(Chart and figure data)

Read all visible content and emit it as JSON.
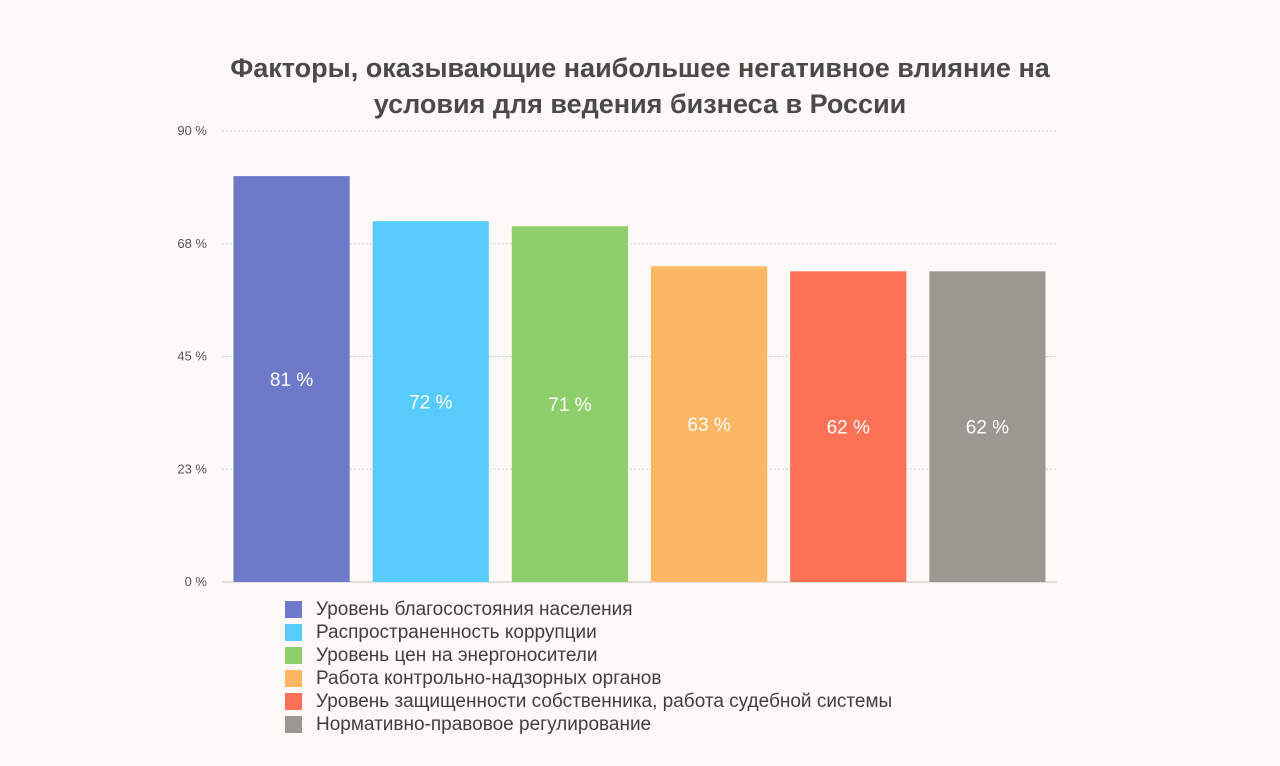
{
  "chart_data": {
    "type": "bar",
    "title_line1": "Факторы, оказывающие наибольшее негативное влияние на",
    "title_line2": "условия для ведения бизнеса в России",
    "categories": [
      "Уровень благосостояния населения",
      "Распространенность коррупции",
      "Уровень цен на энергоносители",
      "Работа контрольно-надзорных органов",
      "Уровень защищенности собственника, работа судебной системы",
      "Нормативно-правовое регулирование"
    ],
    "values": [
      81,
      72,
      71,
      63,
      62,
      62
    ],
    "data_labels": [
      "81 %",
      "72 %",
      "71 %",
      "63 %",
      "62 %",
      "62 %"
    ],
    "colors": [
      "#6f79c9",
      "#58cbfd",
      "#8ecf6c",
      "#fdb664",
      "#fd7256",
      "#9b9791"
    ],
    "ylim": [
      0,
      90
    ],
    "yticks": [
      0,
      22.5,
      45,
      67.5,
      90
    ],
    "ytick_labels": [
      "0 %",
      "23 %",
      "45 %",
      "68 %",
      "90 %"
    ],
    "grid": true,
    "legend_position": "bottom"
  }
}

Objective =
Nothing in the entries above should change when they are printed again, except that the pictures are dropped.

Output for this task =
Read all visible content and emit it as JSON.
{
  "chart_data": {
    "type": "bar",
    "title_line1": "Факторы, оказывающие наибольшее негативное влияние на",
    "title_line2": "условия для ведения бизнеса в России",
    "categories": [
      "Уровень благосостояния населения",
      "Распространенность коррупции",
      "Уровень цен на энергоносители",
      "Работа контрольно-надзорных органов",
      "Уровень защищенности собственника, работа судебной системы",
      "Нормативно-правовое регулирование"
    ],
    "values": [
      81,
      72,
      71,
      63,
      62,
      62
    ],
    "data_labels": [
      "81 %",
      "72 %",
      "71 %",
      "63 %",
      "62 %",
      "62 %"
    ],
    "colors": [
      "#6f79c9",
      "#58cbfd",
      "#8ecf6c",
      "#fdb664",
      "#fd7256",
      "#9b9791"
    ],
    "ylim": [
      0,
      90
    ],
    "yticks": [
      0,
      22.5,
      45,
      67.5,
      90
    ],
    "ytick_labels": [
      "0 %",
      "23 %",
      "45 %",
      "68 %",
      "90 %"
    ],
    "grid": true,
    "legend_position": "bottom"
  }
}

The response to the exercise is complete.